**Record set**
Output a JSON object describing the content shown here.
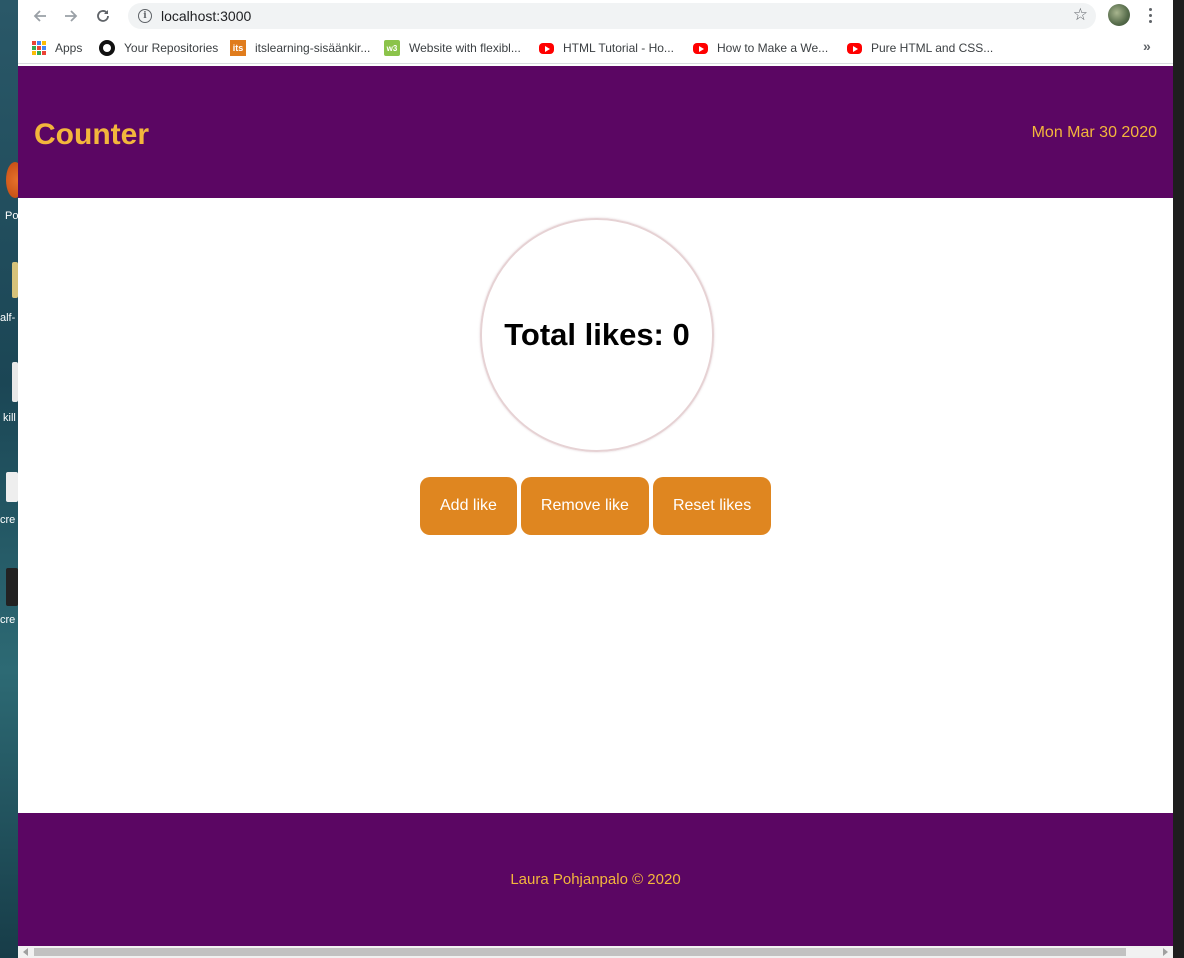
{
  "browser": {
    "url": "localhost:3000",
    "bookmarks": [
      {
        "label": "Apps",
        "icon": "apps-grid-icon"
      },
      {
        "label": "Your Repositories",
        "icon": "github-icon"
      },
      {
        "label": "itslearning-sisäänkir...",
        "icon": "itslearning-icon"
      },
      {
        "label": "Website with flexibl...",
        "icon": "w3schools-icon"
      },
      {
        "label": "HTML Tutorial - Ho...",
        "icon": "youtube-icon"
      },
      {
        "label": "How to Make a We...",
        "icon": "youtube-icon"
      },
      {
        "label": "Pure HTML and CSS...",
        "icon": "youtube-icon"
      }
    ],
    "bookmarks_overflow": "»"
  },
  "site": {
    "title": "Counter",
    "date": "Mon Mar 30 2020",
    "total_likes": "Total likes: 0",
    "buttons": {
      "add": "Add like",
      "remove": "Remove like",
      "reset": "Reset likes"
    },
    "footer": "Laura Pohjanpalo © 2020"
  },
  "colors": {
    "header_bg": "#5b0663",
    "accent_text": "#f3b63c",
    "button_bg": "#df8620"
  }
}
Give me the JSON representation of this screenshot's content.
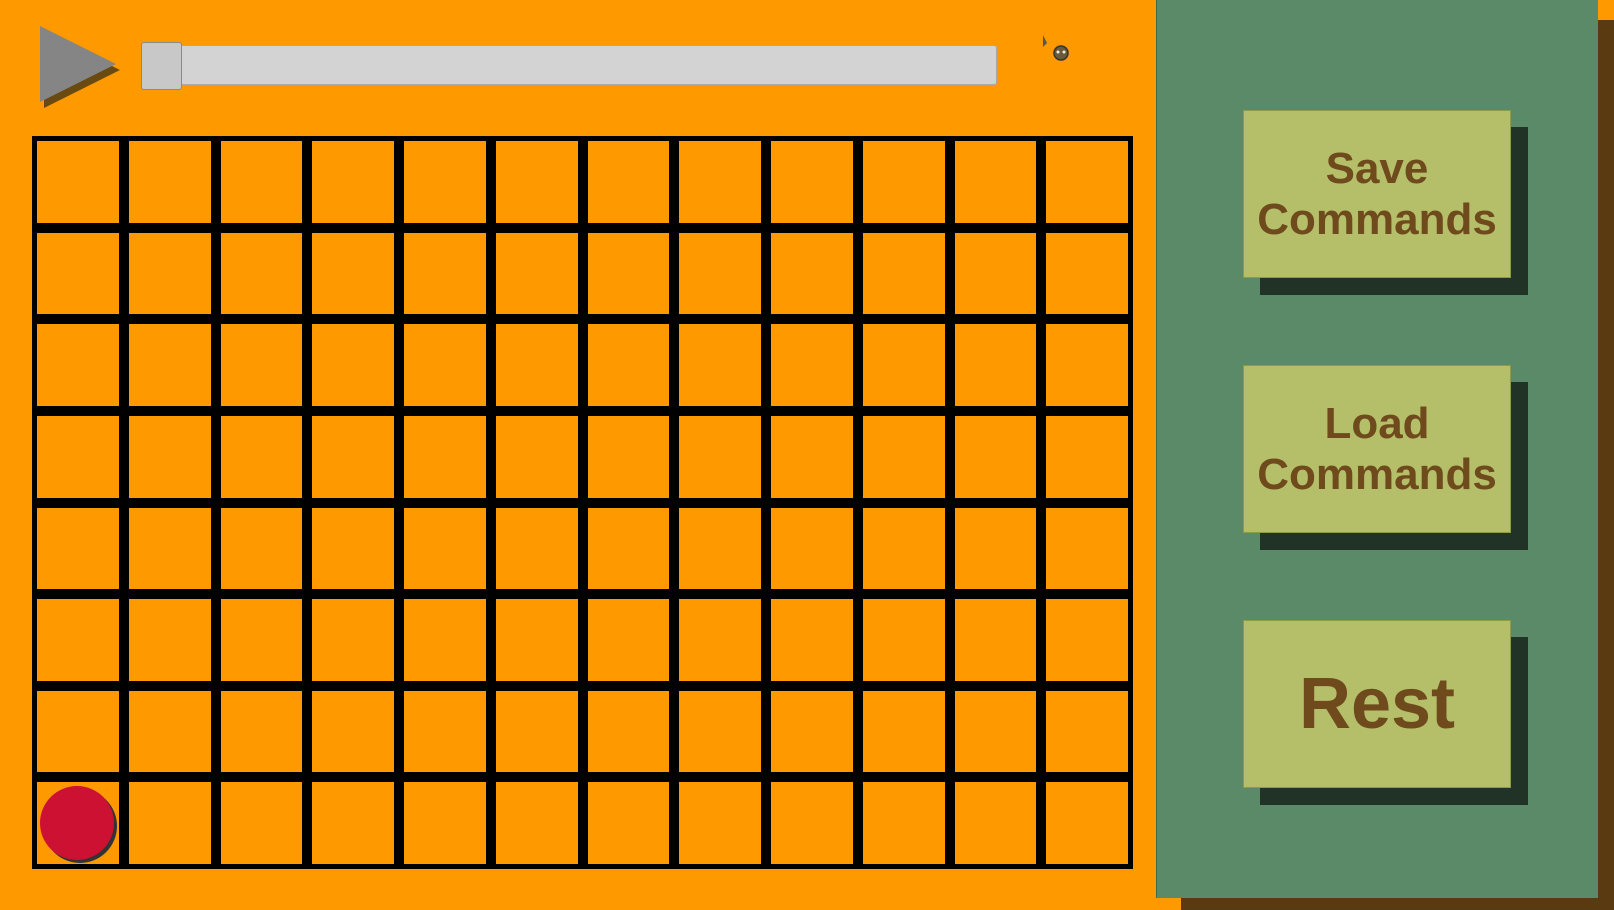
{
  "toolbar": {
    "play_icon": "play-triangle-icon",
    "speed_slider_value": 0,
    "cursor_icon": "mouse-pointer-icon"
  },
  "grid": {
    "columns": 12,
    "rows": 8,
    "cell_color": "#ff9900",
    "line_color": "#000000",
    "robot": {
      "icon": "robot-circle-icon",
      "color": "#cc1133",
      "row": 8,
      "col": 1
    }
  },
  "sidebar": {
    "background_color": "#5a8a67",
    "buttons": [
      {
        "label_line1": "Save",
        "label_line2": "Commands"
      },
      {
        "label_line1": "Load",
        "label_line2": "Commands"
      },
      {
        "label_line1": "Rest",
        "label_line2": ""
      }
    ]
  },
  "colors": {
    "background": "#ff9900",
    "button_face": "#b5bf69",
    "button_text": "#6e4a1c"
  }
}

**Written request**
The records above need to be restated word for word, with the pictures left out.

**Worked answer**
Output a JSON object describing the content shown here.
{
  "browser": {
    "url": "localhost:3000",
    "bookmarks": [
      {
        "label": "Apps",
        "icon": "apps-grid-icon"
      },
      {
        "label": "Your Repositories",
        "icon": "github-icon"
      },
      {
        "label": "itslearning-sisäänkir...",
        "icon": "itslearning-icon"
      },
      {
        "label": "Website with flexibl...",
        "icon": "w3schools-icon"
      },
      {
        "label": "HTML Tutorial - Ho...",
        "icon": "youtube-icon"
      },
      {
        "label": "How to Make a We...",
        "icon": "youtube-icon"
      },
      {
        "label": "Pure HTML and CSS...",
        "icon": "youtube-icon"
      }
    ],
    "bookmarks_overflow": "»"
  },
  "site": {
    "title": "Counter",
    "date": "Mon Mar 30 2020",
    "total_likes": "Total likes: 0",
    "buttons": {
      "add": "Add like",
      "remove": "Remove like",
      "reset": "Reset likes"
    },
    "footer": "Laura Pohjanpalo © 2020"
  },
  "colors": {
    "header_bg": "#5b0663",
    "accent_text": "#f3b63c",
    "button_bg": "#df8620"
  }
}
Give me the JSON representation of this screenshot's content.
{
  "toolbar": {
    "play_icon": "play-triangle-icon",
    "speed_slider_value": 0,
    "cursor_icon": "mouse-pointer-icon"
  },
  "grid": {
    "columns": 12,
    "rows": 8,
    "cell_color": "#ff9900",
    "line_color": "#000000",
    "robot": {
      "icon": "robot-circle-icon",
      "color": "#cc1133",
      "row": 8,
      "col": 1
    }
  },
  "sidebar": {
    "background_color": "#5a8a67",
    "buttons": [
      {
        "label_line1": "Save",
        "label_line2": "Commands"
      },
      {
        "label_line1": "Load",
        "label_line2": "Commands"
      },
      {
        "label_line1": "Rest",
        "label_line2": ""
      }
    ]
  },
  "colors": {
    "background": "#ff9900",
    "button_face": "#b5bf69",
    "button_text": "#6e4a1c"
  }
}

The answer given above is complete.